TASK INPUTS
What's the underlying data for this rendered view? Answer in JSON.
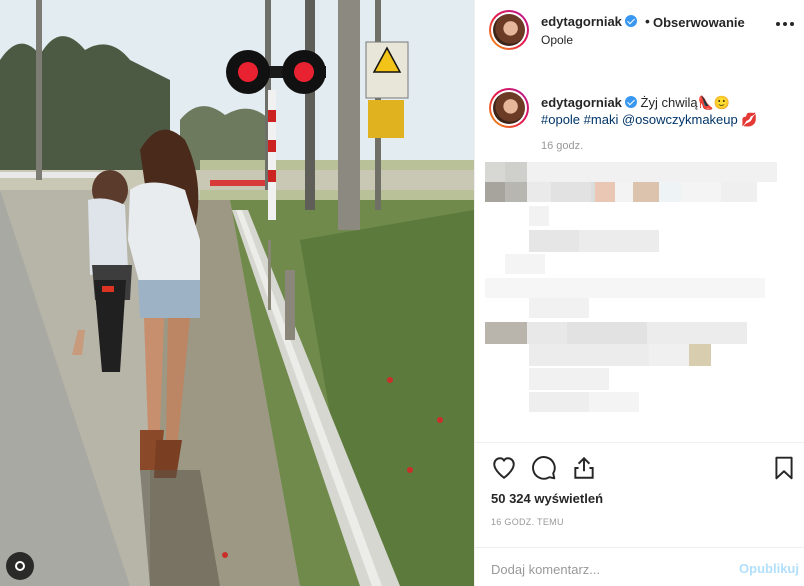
{
  "post": {
    "username": "edytagorniak",
    "follow_label": "Obserwowanie",
    "separator": "•",
    "location": "Opole",
    "more_icon": "more-horizontal-icon"
  },
  "caption": {
    "username": "edytagorniak",
    "text": "Żyj chwilą",
    "emojis": "👠🙂",
    "hashtags": "#opole #maki @osowczykmakeup",
    "lips_emoji": "💋",
    "time": "16 godz."
  },
  "actions": {
    "like_icon": "heart-icon",
    "comment_icon": "comment-icon",
    "share_icon": "share-icon",
    "save_icon": "bookmark-icon",
    "views": "50 324 wyświetleń",
    "posted_ago": "16 GODZ. TEMU"
  },
  "comment": {
    "placeholder": "Dodaj komentarz...",
    "publish_label": "Opublikuj"
  },
  "colors": {
    "link": "#003569",
    "verified": "#3897f0",
    "publish_disabled": "#b2dffc",
    "meta": "#999999"
  }
}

TO DO
Reproduce each line of the records exactly, and omit every picture.

RESPONSE
What's the underlying data for this rendered view? Answer in JSON.
{
  "post": {
    "username": "edytagorniak",
    "follow_label": "Obserwowanie",
    "separator": "•",
    "location": "Opole",
    "more_icon": "more-horizontal-icon"
  },
  "caption": {
    "username": "edytagorniak",
    "text": "Żyj chwilą",
    "emojis": "👠🙂",
    "hashtags": "#opole #maki @osowczykmakeup",
    "lips_emoji": "💋",
    "time": "16 godz."
  },
  "actions": {
    "like_icon": "heart-icon",
    "comment_icon": "comment-icon",
    "share_icon": "share-icon",
    "save_icon": "bookmark-icon",
    "views": "50 324 wyświetleń",
    "posted_ago": "16 GODZ. TEMU"
  },
  "comment": {
    "placeholder": "Dodaj komentarz...",
    "publish_label": "Opublikuj"
  },
  "colors": {
    "link": "#003569",
    "verified": "#3897f0",
    "publish_disabled": "#b2dffc",
    "meta": "#999999"
  }
}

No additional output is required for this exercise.